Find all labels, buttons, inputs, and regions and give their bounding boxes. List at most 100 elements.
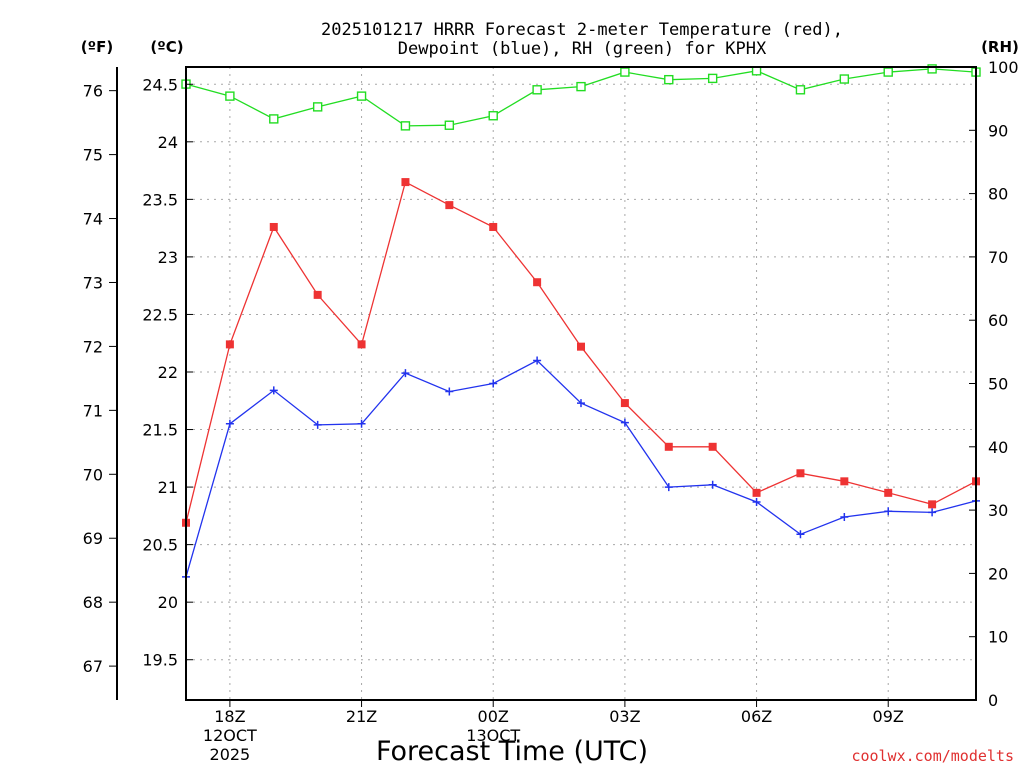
temperature-point-5 — [401, 178, 410, 187]
axes — [116, 66, 977, 701]
dewpoint-line — [185, 359, 977, 578]
x-tick-date-2: 13OCT — [466, 726, 520, 745]
rh-point-7 — [488, 111, 498, 121]
temperature-point-7 — [489, 222, 498, 231]
f-tick-label-0: 67 — [83, 657, 103, 676]
x-tick-label-4: 06Z — [741, 707, 772, 726]
x-axis-label: Forecast Time (UTC) — [376, 736, 648, 767]
c-tick-label-10: 24.5 — [142, 75, 178, 94]
dewpoint-point-2 — [269, 386, 278, 395]
rh-tick-label-6: 60 — [988, 311, 1008, 330]
temperature-line — [185, 181, 977, 523]
c-tick-label-7: 23 — [158, 248, 178, 267]
rh-tick-label-1: 10 — [988, 628, 1008, 647]
x-tick-label-5: 09Z — [873, 707, 904, 726]
rh-point-4 — [356, 91, 367, 101]
chart-title-line-1: 2025101217 HRRR Forecast 2-meter Tempera… — [321, 20, 843, 40]
x-tick-label-3: 03Z — [609, 707, 640, 726]
c-tick-label-3: 21 — [158, 478, 178, 497]
temperature-point-9 — [577, 342, 585, 351]
rh-line — [185, 68, 977, 127]
dewpoint-point-16 — [884, 507, 893, 516]
rh-tick-label-2: 20 — [988, 564, 1008, 583]
temperature-point-13 — [752, 488, 761, 497]
data-series — [181, 64, 981, 581]
c-tick-label-5: 22 — [158, 363, 178, 382]
dewpoint-point-12 — [708, 480, 717, 489]
dewpoint-point-9 — [577, 399, 585, 408]
rh-point-1 — [225, 91, 235, 101]
f-tick-label-2: 69 — [83, 529, 103, 548]
rh-point-16 — [883, 67, 893, 77]
rh-point-8 — [532, 85, 542, 95]
dewpoint-point-7 — [489, 379, 498, 388]
temperature-point-1 — [225, 340, 234, 349]
temperature-point-14 — [796, 469, 805, 478]
rh-point-6 — [444, 120, 455, 130]
temperature-point-8 — [533, 278, 542, 287]
f-tick-label-8: 75 — [83, 146, 103, 165]
c-tick-label-1: 20 — [158, 593, 178, 612]
dewpoint-point-4 — [357, 419, 366, 428]
f-tick-label-3: 70 — [83, 465, 103, 484]
dewpoint-point-10 — [620, 418, 629, 427]
rh-tick-label-7: 70 — [988, 248, 1008, 267]
chart-title-line-2: Dewpoint (blue), RH (green) for KPHX — [398, 39, 767, 59]
dewpoint-point-3 — [313, 420, 322, 429]
rh-point-9 — [576, 81, 586, 92]
temperature-point-12 — [708, 442, 717, 451]
rh-tick-label-3: 30 — [988, 501, 1008, 520]
f-tick-label-1: 68 — [83, 593, 103, 612]
tick-labels: 19.5 20 20.5 21 21.5 22 22.5 23 23.5 24 24.5 18Z12O… — [83, 58, 1019, 764]
rh-point-5 — [400, 121, 411, 131]
x-tick-label-1: 21Z — [346, 707, 377, 726]
x-tick-label-0: 18Z — [214, 707, 245, 726]
temperature-point-4 — [357, 340, 366, 349]
rh-point-10 — [620, 67, 630, 77]
rh-tick-label-4: 40 — [988, 438, 1008, 457]
rh-tick-label-5: 50 — [988, 375, 1008, 394]
dewpoint-point-15 — [840, 513, 849, 522]
temperature-point-6 — [445, 201, 454, 210]
rh-point-3 — [312, 102, 323, 112]
temperature-point-15 — [840, 477, 849, 486]
rh-point-2 — [269, 114, 279, 124]
f-tick-label-4: 71 — [83, 401, 103, 420]
dewpoint-point-5 — [401, 369, 410, 378]
rh-tick-label-0: 0 — [988, 691, 998, 710]
dewpoint-point-1 — [225, 419, 234, 428]
rh-unit-label: (RH) — [981, 38, 1019, 56]
temperature-point-17 — [928, 500, 937, 509]
dewpoint-point-8 — [533, 356, 542, 365]
credit-text: coolwx.com/modelts — [851, 747, 1014, 765]
c-tick-label-9: 24 — [158, 133, 178, 152]
f-tick-label-6: 73 — [83, 273, 103, 292]
rh-tick-label-10: 100 — [988, 58, 1019, 77]
f-tick-label-9: 76 — [83, 82, 103, 101]
dewpoint-point-17 — [928, 508, 937, 517]
dewpoint-point-14 — [796, 530, 805, 539]
rh-point-14 — [795, 85, 806, 95]
x-tick-label-2: 00Z — [478, 707, 509, 726]
c-tick-label-2: 20.5 — [142, 536, 178, 555]
rh-point-12 — [707, 73, 718, 84]
dewpoint-point-6 — [445, 387, 454, 396]
plot-frame — [185, 66, 977, 701]
f-tick-label-5: 72 — [83, 337, 103, 356]
x-tick-year-0: 2025 — [210, 745, 251, 764]
temperature-point-16 — [884, 488, 893, 497]
f-tick-label-7: 74 — [83, 210, 103, 229]
temperature-point-10 — [620, 399, 629, 408]
rh-point-17 — [927, 64, 937, 74]
c-tick-label-6: 22.5 — [142, 305, 178, 324]
rh-point-15 — [839, 74, 850, 84]
temperature-point-11 — [664, 442, 673, 451]
c-tick-label-8: 23.5 — [142, 190, 178, 209]
temperature-point-2 — [269, 222, 278, 231]
dewpoint-point-11 — [664, 483, 673, 492]
rh-point-11 — [664, 74, 674, 85]
fahrenheit-unit-label: (ºF) — [81, 38, 113, 56]
grid-lines — [186, 67, 976, 700]
c-tick-label-4: 21.5 — [142, 421, 178, 440]
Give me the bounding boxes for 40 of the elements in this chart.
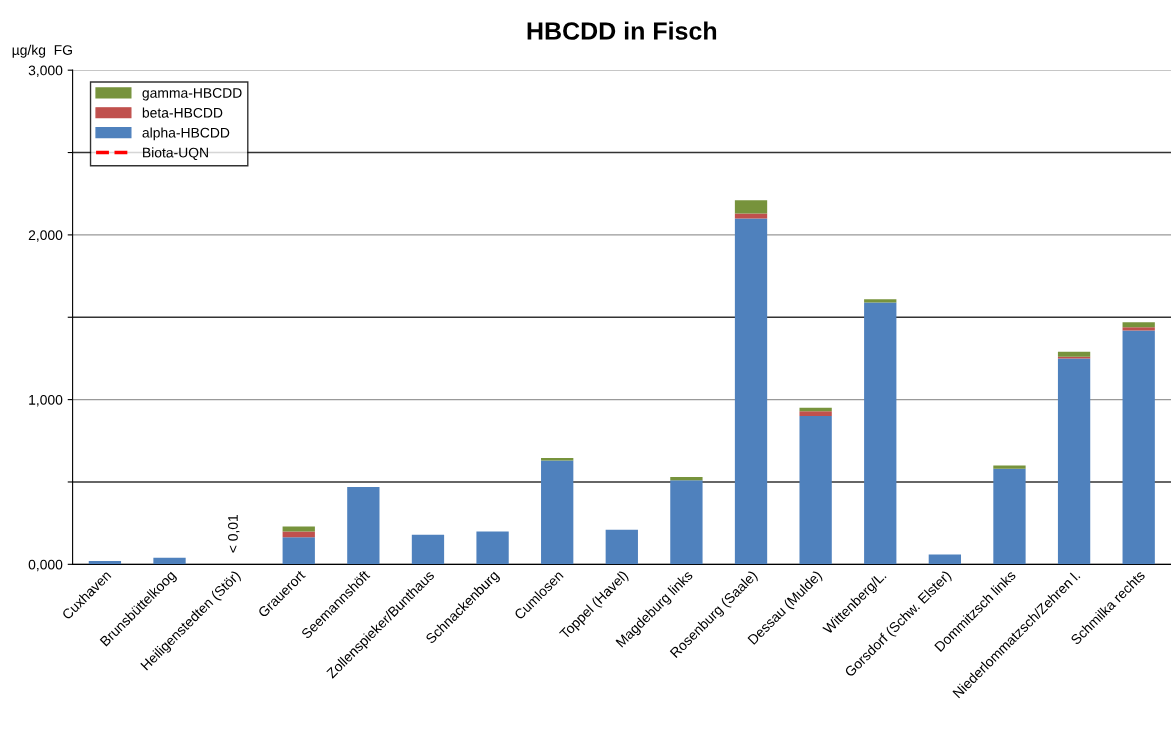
bar (799, 411, 832, 417)
y-tick-label: 3,000 (28, 65, 63, 77)
bar (734, 200, 768, 214)
y-axis-title: µg/kg FG (12, 44, 72, 58)
bar (541, 460, 574, 565)
bar (993, 468, 1026, 565)
chart-title: HBCDD in Fisch (527, 21, 717, 40)
bar (799, 407, 832, 412)
bar (476, 531, 509, 565)
bar (88, 561, 122, 565)
bar (670, 480, 703, 565)
bar (734, 213, 768, 219)
bar (670, 477, 703, 481)
bar (605, 529, 638, 565)
y-tick-label: 0,000 (28, 559, 63, 572)
bar (928, 554, 962, 565)
y-tick-label: 2,000 (28, 230, 63, 242)
bar (734, 218, 768, 565)
bar (864, 299, 897, 303)
bar (282, 526, 315, 532)
bar (282, 537, 315, 565)
legend-label: beta-HBCDD (142, 107, 223, 118)
bar (799, 416, 832, 565)
bar (993, 465, 1026, 469)
bar (1057, 358, 1091, 565)
y-tick-label: 1,000 (29, 394, 63, 407)
bar (541, 458, 574, 461)
bar (1122, 322, 1155, 328)
bar (153, 557, 186, 565)
legend-label: alpha-HBCDD (142, 127, 230, 141)
bar (864, 302, 897, 565)
legend-label: gamma-HBCDD (142, 87, 242, 101)
bar (1057, 351, 1091, 357)
bar (347, 486, 380, 565)
bar (1122, 327, 1155, 331)
bar (282, 531, 315, 538)
legend-label: Biota-UQN (143, 147, 208, 160)
bar (1122, 330, 1155, 565)
annotation: < 0,01 (228, 514, 240, 553)
bar (411, 534, 445, 565)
________________________
#### Work required
Count the lines in the records above that contain the string "legend", and reply with the number alone.

#### Finished answer
4